** START OF DATA RECORDS **
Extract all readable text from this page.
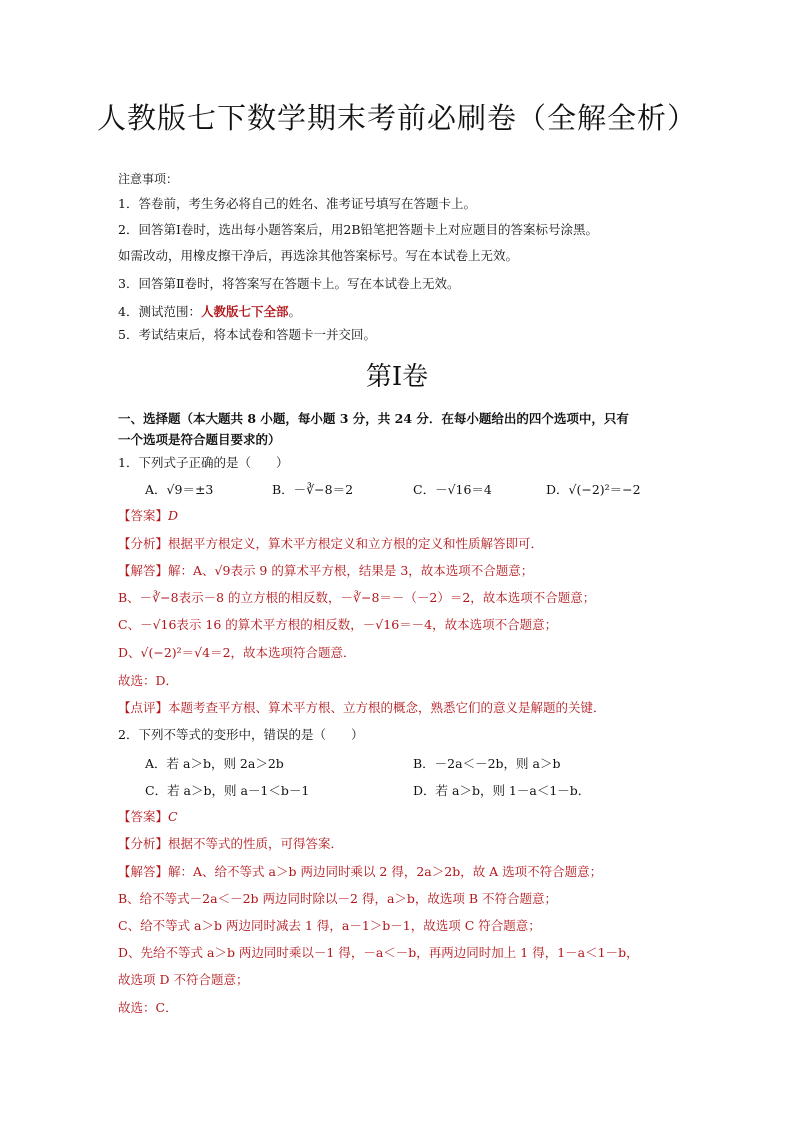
人教版七下数学期末考前必刷卷（全解全析）
注意事项：
1．答卷前，考生务必将自己的姓名、准考证号填写在答题卡上。
2．回答第Ⅰ卷时，选出每小题答案后，用2B铅笔把答题卡上对应题目的答案标号涂黑。
如需改动，用橡皮擦干净后，再选涂其他答案标号。写在本试卷上无效。
3．回答第Ⅱ卷时，将答案写在答题卡上。写在本试卷上无效。
4．测试范围：人教版七下全部。
5．考试结束后，将本试卷和答题卡一并交回。
第Ⅰ卷
一、选择题（本大题共 8 小题，每小题 3 分，共 24 分．在每小题给出的四个选项中，只有
一个选项是符合题目要求的）
1．下列式子正确的是（　　）
A．√9＝±3	B．－∛−8＝2	C．－√16＝4	D．√(−2)²＝−2
【答案】D
【分析】根据平方根定义，算术平方根定义和立方根的定义和性质解答即可．
【解答】解：A、√9表示 9 的算术平方根，结果是 3，故本选项不合题意；
B、－∛−8表示－8 的立方根的相反数，－∛−8＝－（－2）＝2，故本选项不合题意；
C、－√16表示 16 的算术平方根的相反数，－√16＝－4，故本选项不合题意；
D、√(−2)²＝√4＝2，故本选项符合题意．
故选：D．
【点评】本题考查平方根、算术平方根、立方根的概念，熟悉它们的意义是解题的关键．
2．下列不等式的变形中，错误的是（　　）
A．若 a＞b，则 2a＞2b	B．－2a＜－2b，则 a＞b
C．若 a＞b，则 a－1＜b－1	D．若 a＞b，则 1－a＜1－b．
【答案】C
【分析】根据不等式的性质，可得答案．
【解答】解：A、给不等式 a＞b 两边同时乘以 2 得，2a＞2b，故 A 选项不符合题意；
B、给不等式－2a＜－2b 两边同时除以－2 得，a＞b，故选项 B 不符合题意；
C、给不等式 a＞b 两边同时减去 1 得，a－1＞b－1，故选项 C 符合题意；
D、先给不等式 a＞b 两边同时乘以－1 得，－a＜－b，再两边同时加上 1 得，1－a＜1－b，
故选项 D 不符合题意；
故选：C．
** END OF DATA RECORDS **
§ YOUR TASK
Retype the entries word for word. Omit any images.

§ WRITTEN REPLY
Extract all readable text from this page.
人教版七下数学期末考前必刷卷（全解全析）
注意事项：
1．答卷前，考生务必将自己的姓名、准考证号填写在答题卡上。
2．回答第Ⅰ卷时，选出每小题答案后，用2B铅笔把答题卡上对应题目的答案标号涂黑。
如需改动，用橡皮擦干净后，再选涂其他答案标号。写在本试卷上无效。
3．回答第Ⅱ卷时，将答案写在答题卡上。写在本试卷上无效。
4．测试范围：人教版七下全部。
5．考试结束后，将本试卷和答题卡一并交回。
第Ⅰ卷
一、选择题（本大题共 8 小题，每小题 3 分，共 24 分．在每小题给出的四个选项中，只有
一个选项是符合题目要求的）
1．下列式子正确的是（　　）
A．√9＝±3	B．－∛−8＝2	C．－√16＝4	D．√(−2)²＝−2
【答案】D
【分析】根据平方根定义，算术平方根定义和立方根的定义和性质解答即可．
【解答】解：A、√9表示 9 的算术平方根，结果是 3，故本选项不合题意；
B、－∛−8表示－8 的立方根的相反数，－∛−8＝－（－2）＝2，故本选项不合题意；
C、－√16表示 16 的算术平方根的相反数，－√16＝－4，故本选项不合题意；
D、√(−2)²＝√4＝2，故本选项符合题意．
故选：D．
【点评】本题考查平方根、算术平方根、立方根的概念，熟悉它们的意义是解题的关键．
2．下列不等式的变形中，错误的是（　　）
A．若 a＞b，则 2a＞2b	B．－2a＜－2b，则 a＞b
C．若 a＞b，则 a－1＜b－1	D．若 a＞b，则 1－a＜1－b．
【答案】C
【分析】根据不等式的性质，可得答案．
【解答】解：A、给不等式 a＞b 两边同时乘以 2 得，2a＞2b，故 A 选项不符合题意；
B、给不等式－2a＜－2b 两边同时除以－2 得，a＞b，故选项 B 不符合题意；
C、给不等式 a＞b 两边同时减去 1 得，a－1＞b－1，故选项 C 符合题意；
D、先给不等式 a＞b 两边同时乘以－1 得，－a＜－b，再两边同时加上 1 得，1－a＜1－b，
故选项 D 不符合题意；
故选：C．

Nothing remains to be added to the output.